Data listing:
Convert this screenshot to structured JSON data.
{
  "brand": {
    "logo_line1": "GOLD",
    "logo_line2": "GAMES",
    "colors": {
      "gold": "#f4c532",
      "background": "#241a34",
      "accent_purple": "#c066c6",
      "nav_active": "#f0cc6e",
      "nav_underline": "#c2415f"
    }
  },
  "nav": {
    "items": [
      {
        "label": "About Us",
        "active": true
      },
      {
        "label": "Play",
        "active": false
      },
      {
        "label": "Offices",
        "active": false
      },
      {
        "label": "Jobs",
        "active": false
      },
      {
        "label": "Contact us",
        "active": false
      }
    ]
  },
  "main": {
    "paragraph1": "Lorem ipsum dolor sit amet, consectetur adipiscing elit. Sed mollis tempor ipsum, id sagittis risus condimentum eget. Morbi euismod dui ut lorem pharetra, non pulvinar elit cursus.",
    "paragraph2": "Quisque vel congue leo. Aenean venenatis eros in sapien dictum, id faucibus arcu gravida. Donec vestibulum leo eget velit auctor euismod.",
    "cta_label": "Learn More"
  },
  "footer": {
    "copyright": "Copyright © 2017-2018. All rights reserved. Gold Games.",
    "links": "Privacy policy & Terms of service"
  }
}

__Short problem__
Transcribe the whole listing exactly.

__Written solution__
Convert this screenshot to structured JSON data.
{
  "brand": {
    "logo_line1": "GOLD",
    "logo_line2": "GAMES",
    "colors": {
      "gold": "#f4c532",
      "background": "#241a34",
      "accent_purple": "#c066c6",
      "nav_active": "#f0cc6e",
      "nav_underline": "#c2415f"
    }
  },
  "nav": {
    "items": [
      {
        "label": "About Us",
        "active": true
      },
      {
        "label": "Play",
        "active": false
      },
      {
        "label": "Offices",
        "active": false
      },
      {
        "label": "Jobs",
        "active": false
      },
      {
        "label": "Contact us",
        "active": false
      }
    ]
  },
  "main": {
    "paragraph1": "Lorem ipsum dolor sit amet, consectetur adipiscing elit. Sed mollis tempor ipsum, id sagittis risus condimentum eget. Morbi euismod dui ut lorem pharetra, non pulvinar elit cursus.",
    "paragraph2": "Quisque vel congue leo. Aenean venenatis eros in sapien dictum, id faucibus arcu gravida. Donec vestibulum leo eget velit auctor euismod.",
    "cta_label": "Learn More"
  },
  "footer": {
    "copyright": "Copyright © 2017-2018. All rights reserved. Gold Games.",
    "links": "Privacy policy & Terms of service"
  }
}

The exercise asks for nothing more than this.